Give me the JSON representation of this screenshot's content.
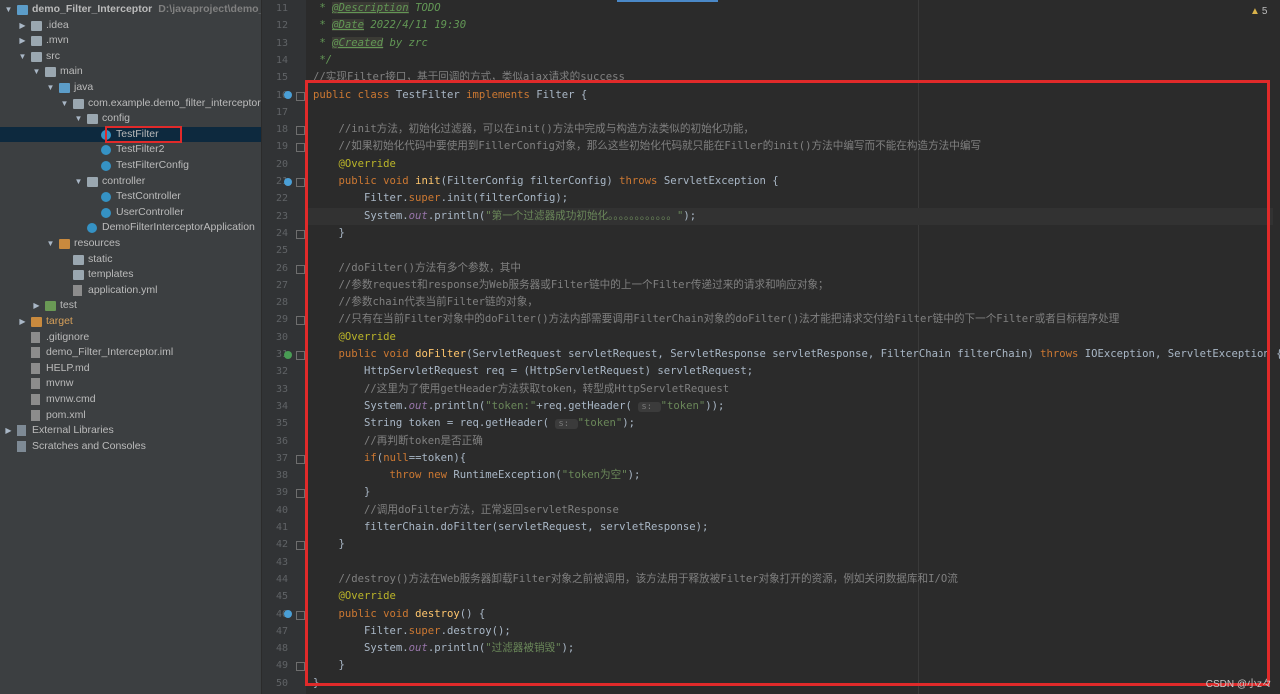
{
  "project_tree": [
    {
      "depth": 0,
      "arrow": "▼",
      "icon": "folder blue",
      "icon_name": "module-folder-icon",
      "label": "demo_Filter_Interceptor",
      "path": "D:\\javaproject\\demo_Filt",
      "bold": true
    },
    {
      "depth": 1,
      "arrow": "▶",
      "icon": "folder",
      "icon_name": "folder-icon",
      "label": ".idea"
    },
    {
      "depth": 1,
      "arrow": "▶",
      "icon": "folder",
      "icon_name": "folder-icon",
      "label": ".mvn"
    },
    {
      "depth": 1,
      "arrow": "▼",
      "icon": "folder",
      "icon_name": "folder-icon",
      "label": "src"
    },
    {
      "depth": 2,
      "arrow": "▼",
      "icon": "folder",
      "icon_name": "folder-icon",
      "label": "main"
    },
    {
      "depth": 3,
      "arrow": "▼",
      "icon": "folder blue",
      "icon_name": "source-folder-icon",
      "label": "java"
    },
    {
      "depth": 4,
      "arrow": "▼",
      "icon": "folder",
      "icon_name": "package-icon",
      "label": "com.example.demo_filter_interceptor"
    },
    {
      "depth": 5,
      "arrow": "▼",
      "icon": "folder",
      "icon_name": "package-icon",
      "label": "config"
    },
    {
      "depth": 6,
      "arrow": "",
      "icon": "cls",
      "icon_name": "class-icon",
      "label": "TestFilter",
      "selected": true
    },
    {
      "depth": 6,
      "arrow": "",
      "icon": "cls",
      "icon_name": "class-icon",
      "label": "TestFilter2"
    },
    {
      "depth": 6,
      "arrow": "",
      "icon": "cls",
      "icon_name": "class-icon",
      "label": "TestFilterConfig"
    },
    {
      "depth": 5,
      "arrow": "▼",
      "icon": "folder",
      "icon_name": "package-icon",
      "label": "controller"
    },
    {
      "depth": 6,
      "arrow": "",
      "icon": "cls",
      "icon_name": "class-icon",
      "label": "TestController"
    },
    {
      "depth": 6,
      "arrow": "",
      "icon": "cls",
      "icon_name": "class-icon",
      "label": "UserController"
    },
    {
      "depth": 5,
      "arrow": "",
      "icon": "cls",
      "icon_name": "spring-boot-class-icon",
      "label": "DemoFilterInterceptorApplication"
    },
    {
      "depth": 3,
      "arrow": "▼",
      "icon": "folder orange",
      "icon_name": "resources-folder-icon",
      "label": "resources"
    },
    {
      "depth": 4,
      "arrow": "",
      "icon": "folder",
      "icon_name": "folder-icon",
      "label": "static"
    },
    {
      "depth": 4,
      "arrow": "",
      "icon": "folder",
      "icon_name": "folder-icon",
      "label": "templates"
    },
    {
      "depth": 4,
      "arrow": "",
      "icon": "file",
      "icon_name": "yaml-file-icon",
      "label": "application.yml"
    },
    {
      "depth": 2,
      "arrow": "▶",
      "icon": "folder green",
      "icon_name": "test-folder-icon",
      "label": "test"
    },
    {
      "depth": 1,
      "arrow": "▶",
      "icon": "folder orange",
      "icon_name": "excluded-folder-icon",
      "label": "target",
      "target": true
    },
    {
      "depth": 1,
      "arrow": "",
      "icon": "file",
      "icon_name": "gitignore-file-icon",
      "label": ".gitignore"
    },
    {
      "depth": 1,
      "arrow": "",
      "icon": "file",
      "icon_name": "iml-file-icon",
      "label": "demo_Filter_Interceptor.iml"
    },
    {
      "depth": 1,
      "arrow": "",
      "icon": "file",
      "icon_name": "markdown-file-icon",
      "label": "HELP.md"
    },
    {
      "depth": 1,
      "arrow": "",
      "icon": "file",
      "icon_name": "file-icon",
      "label": "mvnw"
    },
    {
      "depth": 1,
      "arrow": "",
      "icon": "file",
      "icon_name": "cmd-file-icon",
      "label": "mvnw.cmd"
    },
    {
      "depth": 1,
      "arrow": "",
      "icon": "file",
      "icon_name": "maven-file-icon",
      "label": "pom.xml"
    },
    {
      "depth": 0,
      "arrow": "▶",
      "icon": "lib",
      "icon_name": "libraries-icon",
      "label": "External Libraries"
    },
    {
      "depth": 0,
      "arrow": "",
      "icon": "lib",
      "icon_name": "scratches-icon",
      "label": "Scratches and Consoles"
    }
  ],
  "editor": {
    "warnings": "5",
    "lines": [
      {
        "n": "11",
        "tokens": [
          [
            " * ",
            "jd"
          ],
          [
            "@Description",
            "jdtag"
          ],
          [
            " TODO",
            "jd"
          ]
        ]
      },
      {
        "n": "12",
        "tokens": [
          [
            " * ",
            "jd"
          ],
          [
            "@Date",
            "jdtag"
          ],
          [
            " 2022/4/11 19:30",
            "jd"
          ]
        ]
      },
      {
        "n": "13",
        "tokens": [
          [
            " * ",
            "jd"
          ],
          [
            "@Created",
            "jdtag"
          ],
          [
            " by zrc",
            "jd"
          ]
        ]
      },
      {
        "n": "14",
        "tokens": [
          [
            " */",
            "jd"
          ]
        ]
      },
      {
        "n": "15",
        "tokens": [
          [
            "//实现Filter接口，基于回调的方式，类似ajax请求的success",
            "cm"
          ]
        ]
      },
      {
        "n": "16",
        "mark": "impl",
        "fold": true,
        "tokens": [
          [
            "public class ",
            "kw"
          ],
          [
            "TestFilter ",
            ""
          ],
          [
            "implements ",
            "kw"
          ],
          [
            "Filter {",
            ""
          ]
        ]
      },
      {
        "n": "17",
        "tokens": []
      },
      {
        "n": "18",
        "fold": true,
        "tokens": [
          [
            "    //init方法，初始化过滤器，可以在init()方法中完成与构造方法类似的初始化功能，",
            "cm"
          ]
        ]
      },
      {
        "n": "19",
        "fold": true,
        "tokens": [
          [
            "    //如果初始化代码中要使用到FillerConfig对象，那么这些初始化代码就只能在Filler的init()方法中编写而不能在构造方法中编写",
            "cm"
          ]
        ]
      },
      {
        "n": "20",
        "tokens": [
          [
            "    @Override",
            "ann"
          ]
        ]
      },
      {
        "n": "21",
        "mark": "impl",
        "fold": true,
        "tokens": [
          [
            "    public void ",
            "kw"
          ],
          [
            "init",
            "fn"
          ],
          [
            "(FilterConfig filterConfig) ",
            ""
          ],
          [
            "throws ",
            "kw"
          ],
          [
            "ServletException {",
            ""
          ]
        ]
      },
      {
        "n": "22",
        "tokens": [
          [
            "        Filter.",
            ""
          ],
          [
            "super",
            "kw"
          ],
          [
            ".init(filterConfig);",
            ""
          ]
        ]
      },
      {
        "n": "23",
        "caret": true,
        "tokens": [
          [
            "        System.",
            ""
          ],
          [
            "out",
            "fld"
          ],
          [
            ".println(",
            ""
          ],
          [
            "\"第一个过滤器成功初始化。。。。。。。。。。。。\"",
            "str"
          ],
          [
            ");",
            ""
          ]
        ]
      },
      {
        "n": "24",
        "fold": true,
        "tokens": [
          [
            "    }",
            ""
          ]
        ]
      },
      {
        "n": "25",
        "tokens": []
      },
      {
        "n": "26",
        "fold": true,
        "tokens": [
          [
            "    //doFilter()方法有多个参数，其中",
            "cm"
          ]
        ]
      },
      {
        "n": "27",
        "tokens": [
          [
            "    //参数request和response为Web服务器或Filter链中的上一个Filter传递过来的请求和响应对象；",
            "cm"
          ]
        ]
      },
      {
        "n": "28",
        "tokens": [
          [
            "    //参数chain代表当前Filter链的对象，",
            "cm"
          ]
        ]
      },
      {
        "n": "29",
        "fold": true,
        "tokens": [
          [
            "    //只有在当前Filter对象中的doFilter()方法内部需要调用FilterChain对象的doFilter()法才能把请求交付给Filter链中的下一个Filter或者目标程序处理",
            "cm"
          ]
        ]
      },
      {
        "n": "30",
        "tokens": [
          [
            "    @Override",
            "ann"
          ]
        ]
      },
      {
        "n": "31",
        "mark": "over",
        "fold": true,
        "tokens": [
          [
            "    public void ",
            "kw"
          ],
          [
            "doFilter",
            "fn"
          ],
          [
            "(ServletRequest servletRequest, ServletResponse servletResponse, FilterChain filterChain) ",
            ""
          ],
          [
            "throws ",
            "kw"
          ],
          [
            "IOException, ServletException {",
            ""
          ]
        ]
      },
      {
        "n": "32",
        "tokens": [
          [
            "        HttpServletRequest req = (HttpServletRequest) servletRequest;",
            ""
          ]
        ]
      },
      {
        "n": "33",
        "tokens": [
          [
            "        //这里为了使用getHeader方法获取token，转型成HttpServletRequest",
            "cm"
          ]
        ]
      },
      {
        "n": "34",
        "tokens": [
          [
            "        System.",
            ""
          ],
          [
            "out",
            "fld"
          ],
          [
            ".println(",
            ""
          ],
          [
            "\"token:\"",
            "str"
          ],
          [
            "+req.getHeader( ",
            ""
          ],
          [
            "s: ",
            "hint"
          ],
          [
            "\"token\"",
            "str"
          ],
          [
            "));",
            ""
          ]
        ]
      },
      {
        "n": "35",
        "tokens": [
          [
            "        String token = req.getHeader( ",
            ""
          ],
          [
            "s: ",
            "hint"
          ],
          [
            "\"token\"",
            "str"
          ],
          [
            ");",
            ""
          ]
        ]
      },
      {
        "n": "36",
        "tokens": [
          [
            "        //再判断token是否正确",
            "cm"
          ]
        ]
      },
      {
        "n": "37",
        "fold": true,
        "tokens": [
          [
            "        ",
            ""
          ],
          [
            "if",
            "kw"
          ],
          [
            "(",
            ""
          ],
          [
            "null",
            "kw"
          ],
          [
            "==token){",
            ""
          ]
        ]
      },
      {
        "n": "38",
        "tokens": [
          [
            "            ",
            ""
          ],
          [
            "throw new ",
            "kw"
          ],
          [
            "RuntimeException(",
            ""
          ],
          [
            "\"token为空\"",
            "str"
          ],
          [
            ");",
            ""
          ]
        ]
      },
      {
        "n": "39",
        "fold": true,
        "tokens": [
          [
            "        }",
            ""
          ]
        ]
      },
      {
        "n": "40",
        "tokens": [
          [
            "        //调用doFilter方法，正常返回servletResponse",
            "cm"
          ]
        ]
      },
      {
        "n": "41",
        "tokens": [
          [
            "        filterChain.doFilter(servletRequest, servletResponse);",
            ""
          ]
        ]
      },
      {
        "n": "42",
        "fold": true,
        "tokens": [
          [
            "    }",
            ""
          ]
        ]
      },
      {
        "n": "43",
        "tokens": []
      },
      {
        "n": "44",
        "tokens": [
          [
            "    //destroy()方法在Web服务器卸载Filter对象之前被调用，该方法用于释放被Filter对象打开的资源，例如关闭数据库和I/O流",
            "cm"
          ]
        ]
      },
      {
        "n": "45",
        "tokens": [
          [
            "    @Override",
            "ann"
          ]
        ]
      },
      {
        "n": "46",
        "mark": "impl",
        "fold": true,
        "tokens": [
          [
            "    public void ",
            "kw"
          ],
          [
            "destroy",
            "fn"
          ],
          [
            "() {",
            ""
          ]
        ]
      },
      {
        "n": "47",
        "tokens": [
          [
            "        Filter.",
            ""
          ],
          [
            "super",
            "kw"
          ],
          [
            ".destroy();",
            ""
          ]
        ]
      },
      {
        "n": "48",
        "tokens": [
          [
            "        System.",
            ""
          ],
          [
            "out",
            "fld"
          ],
          [
            ".println(",
            ""
          ],
          [
            "\"过滤器被销毁\"",
            "str"
          ],
          [
            ");",
            ""
          ]
        ]
      },
      {
        "n": "49",
        "fold": true,
        "tokens": [
          [
            "    }",
            ""
          ]
        ]
      },
      {
        "n": "50",
        "tokens": [
          [
            "}",
            ""
          ]
        ]
      }
    ]
  },
  "watermark": "CSDN @小z々"
}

• • •

Return every line above in which the string "ServletException" occurs.

            "ServletException {",
            "IOException, ServletException {",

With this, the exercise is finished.